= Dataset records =
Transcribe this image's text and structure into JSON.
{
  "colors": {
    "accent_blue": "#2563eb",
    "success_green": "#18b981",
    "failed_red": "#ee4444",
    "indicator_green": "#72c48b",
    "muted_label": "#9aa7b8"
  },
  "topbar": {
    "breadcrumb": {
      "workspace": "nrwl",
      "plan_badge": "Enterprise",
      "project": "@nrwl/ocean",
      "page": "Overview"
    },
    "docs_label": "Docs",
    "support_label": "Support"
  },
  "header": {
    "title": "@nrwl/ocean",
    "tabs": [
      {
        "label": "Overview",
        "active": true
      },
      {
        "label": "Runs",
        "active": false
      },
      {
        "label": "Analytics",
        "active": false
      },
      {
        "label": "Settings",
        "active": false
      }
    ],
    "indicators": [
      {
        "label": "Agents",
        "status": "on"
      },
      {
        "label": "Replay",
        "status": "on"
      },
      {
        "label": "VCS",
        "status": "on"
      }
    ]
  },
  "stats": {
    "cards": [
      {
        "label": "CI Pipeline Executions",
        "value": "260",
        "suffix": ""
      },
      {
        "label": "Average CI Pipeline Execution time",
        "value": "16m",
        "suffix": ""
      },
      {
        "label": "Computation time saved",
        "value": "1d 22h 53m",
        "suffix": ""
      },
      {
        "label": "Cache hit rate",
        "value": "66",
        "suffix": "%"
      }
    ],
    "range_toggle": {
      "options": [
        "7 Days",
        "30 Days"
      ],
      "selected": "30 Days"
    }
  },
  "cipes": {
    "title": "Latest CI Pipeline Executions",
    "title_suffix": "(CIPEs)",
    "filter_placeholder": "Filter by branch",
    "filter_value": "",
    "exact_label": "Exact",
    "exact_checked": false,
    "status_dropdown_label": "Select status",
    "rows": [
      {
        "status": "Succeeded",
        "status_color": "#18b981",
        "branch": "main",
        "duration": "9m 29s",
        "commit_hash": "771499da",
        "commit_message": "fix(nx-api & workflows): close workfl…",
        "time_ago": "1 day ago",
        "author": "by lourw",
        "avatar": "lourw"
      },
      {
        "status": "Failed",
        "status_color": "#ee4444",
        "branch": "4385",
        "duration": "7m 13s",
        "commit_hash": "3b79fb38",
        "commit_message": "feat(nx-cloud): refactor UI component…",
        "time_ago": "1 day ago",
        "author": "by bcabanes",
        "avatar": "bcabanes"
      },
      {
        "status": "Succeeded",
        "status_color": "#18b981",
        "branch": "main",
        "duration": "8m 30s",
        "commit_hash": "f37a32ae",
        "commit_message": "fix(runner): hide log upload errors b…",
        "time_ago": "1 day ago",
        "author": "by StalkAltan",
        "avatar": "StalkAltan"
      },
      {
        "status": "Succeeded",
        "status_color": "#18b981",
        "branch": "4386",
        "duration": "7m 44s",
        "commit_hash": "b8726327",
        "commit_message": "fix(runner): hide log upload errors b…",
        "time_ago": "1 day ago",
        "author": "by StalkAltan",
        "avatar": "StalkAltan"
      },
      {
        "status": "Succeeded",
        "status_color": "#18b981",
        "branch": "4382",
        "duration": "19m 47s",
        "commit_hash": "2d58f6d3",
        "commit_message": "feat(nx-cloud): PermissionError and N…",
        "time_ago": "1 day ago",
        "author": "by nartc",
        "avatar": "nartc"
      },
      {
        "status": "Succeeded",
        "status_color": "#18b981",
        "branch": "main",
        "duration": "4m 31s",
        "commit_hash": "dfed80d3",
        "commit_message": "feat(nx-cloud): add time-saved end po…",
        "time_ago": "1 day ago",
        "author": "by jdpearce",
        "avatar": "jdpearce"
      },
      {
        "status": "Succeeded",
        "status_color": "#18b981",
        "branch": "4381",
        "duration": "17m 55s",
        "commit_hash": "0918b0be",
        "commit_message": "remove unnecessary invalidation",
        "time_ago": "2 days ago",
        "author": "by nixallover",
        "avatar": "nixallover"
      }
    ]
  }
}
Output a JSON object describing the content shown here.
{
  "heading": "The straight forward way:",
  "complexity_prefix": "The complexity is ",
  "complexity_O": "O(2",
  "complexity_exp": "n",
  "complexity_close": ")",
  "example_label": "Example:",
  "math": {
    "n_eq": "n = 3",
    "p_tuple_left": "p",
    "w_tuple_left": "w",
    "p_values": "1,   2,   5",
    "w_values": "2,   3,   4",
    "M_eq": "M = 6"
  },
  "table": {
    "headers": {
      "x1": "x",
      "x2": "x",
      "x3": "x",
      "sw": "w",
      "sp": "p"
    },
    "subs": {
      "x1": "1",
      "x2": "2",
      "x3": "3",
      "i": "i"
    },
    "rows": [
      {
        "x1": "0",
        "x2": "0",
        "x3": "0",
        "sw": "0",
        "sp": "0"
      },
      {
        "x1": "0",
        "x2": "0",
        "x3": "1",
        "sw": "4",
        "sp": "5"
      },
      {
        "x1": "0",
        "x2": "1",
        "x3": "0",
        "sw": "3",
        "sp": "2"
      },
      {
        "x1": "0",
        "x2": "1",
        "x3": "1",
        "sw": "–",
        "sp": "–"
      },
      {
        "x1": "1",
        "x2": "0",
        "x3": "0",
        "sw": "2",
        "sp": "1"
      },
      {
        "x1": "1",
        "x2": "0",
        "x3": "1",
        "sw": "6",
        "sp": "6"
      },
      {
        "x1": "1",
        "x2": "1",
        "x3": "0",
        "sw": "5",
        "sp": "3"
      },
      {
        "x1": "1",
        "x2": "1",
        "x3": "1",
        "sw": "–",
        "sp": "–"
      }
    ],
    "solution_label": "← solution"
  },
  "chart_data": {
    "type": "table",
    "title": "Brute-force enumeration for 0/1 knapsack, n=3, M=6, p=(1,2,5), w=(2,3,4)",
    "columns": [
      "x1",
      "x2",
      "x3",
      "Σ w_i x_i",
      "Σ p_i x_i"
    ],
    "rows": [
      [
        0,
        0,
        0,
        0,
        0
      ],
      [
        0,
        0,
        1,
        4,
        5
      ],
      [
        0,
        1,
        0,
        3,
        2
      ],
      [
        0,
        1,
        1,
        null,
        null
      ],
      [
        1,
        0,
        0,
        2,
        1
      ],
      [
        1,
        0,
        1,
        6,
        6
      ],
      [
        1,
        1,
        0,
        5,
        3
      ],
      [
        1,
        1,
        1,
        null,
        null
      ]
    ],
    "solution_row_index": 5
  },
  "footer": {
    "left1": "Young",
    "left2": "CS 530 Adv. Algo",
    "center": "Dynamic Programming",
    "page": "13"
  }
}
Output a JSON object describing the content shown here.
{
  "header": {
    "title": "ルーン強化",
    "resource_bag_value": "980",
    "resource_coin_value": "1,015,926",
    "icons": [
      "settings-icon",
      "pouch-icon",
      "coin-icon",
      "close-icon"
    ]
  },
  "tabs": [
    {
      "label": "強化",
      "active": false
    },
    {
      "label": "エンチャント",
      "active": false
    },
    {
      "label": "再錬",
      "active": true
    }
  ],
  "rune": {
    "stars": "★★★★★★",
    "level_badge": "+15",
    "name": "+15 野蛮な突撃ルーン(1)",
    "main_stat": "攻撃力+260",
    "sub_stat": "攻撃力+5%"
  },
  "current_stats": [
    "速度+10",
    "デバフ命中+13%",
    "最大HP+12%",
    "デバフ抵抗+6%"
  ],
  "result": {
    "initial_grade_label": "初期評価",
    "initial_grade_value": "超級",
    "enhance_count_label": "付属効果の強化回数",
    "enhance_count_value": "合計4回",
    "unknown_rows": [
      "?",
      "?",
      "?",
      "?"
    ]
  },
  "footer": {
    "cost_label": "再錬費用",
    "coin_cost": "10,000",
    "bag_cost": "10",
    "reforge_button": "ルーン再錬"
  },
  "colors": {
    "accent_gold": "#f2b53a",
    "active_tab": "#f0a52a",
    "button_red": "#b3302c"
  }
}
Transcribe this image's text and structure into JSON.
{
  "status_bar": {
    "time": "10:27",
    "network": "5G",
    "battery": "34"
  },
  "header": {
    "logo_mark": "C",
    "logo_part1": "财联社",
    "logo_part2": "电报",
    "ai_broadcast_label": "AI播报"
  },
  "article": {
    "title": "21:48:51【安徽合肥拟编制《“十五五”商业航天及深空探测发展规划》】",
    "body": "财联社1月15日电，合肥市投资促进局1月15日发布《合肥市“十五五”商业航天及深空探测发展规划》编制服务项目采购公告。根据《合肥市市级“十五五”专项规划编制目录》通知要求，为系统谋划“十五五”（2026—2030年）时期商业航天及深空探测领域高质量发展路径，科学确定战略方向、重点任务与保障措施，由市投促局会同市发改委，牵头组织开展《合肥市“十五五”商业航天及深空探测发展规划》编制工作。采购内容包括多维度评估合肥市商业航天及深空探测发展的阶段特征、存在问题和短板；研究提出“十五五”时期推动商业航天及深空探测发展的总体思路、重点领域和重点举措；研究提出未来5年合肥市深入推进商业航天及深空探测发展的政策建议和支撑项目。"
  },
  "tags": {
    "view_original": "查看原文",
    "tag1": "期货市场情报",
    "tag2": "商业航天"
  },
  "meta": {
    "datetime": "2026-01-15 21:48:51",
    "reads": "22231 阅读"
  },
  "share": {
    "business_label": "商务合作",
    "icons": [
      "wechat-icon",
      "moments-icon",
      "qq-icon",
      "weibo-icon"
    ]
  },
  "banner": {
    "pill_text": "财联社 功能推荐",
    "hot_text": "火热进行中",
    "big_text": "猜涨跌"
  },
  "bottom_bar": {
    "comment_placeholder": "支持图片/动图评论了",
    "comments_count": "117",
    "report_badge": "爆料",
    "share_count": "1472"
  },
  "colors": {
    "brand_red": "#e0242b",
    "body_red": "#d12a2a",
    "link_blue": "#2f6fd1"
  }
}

= The exercise =
Lines from the records above that hold "duration" are the ones to list.

= Correct result =
        "duration": "9m 29s",
        "duration": "7m 13s",
        "duration": "8m 30s",
        "duration": "7m 44s",
        "duration": "19m 47s",
        "duration": "4m 31s",
        "duration": "17m 55s",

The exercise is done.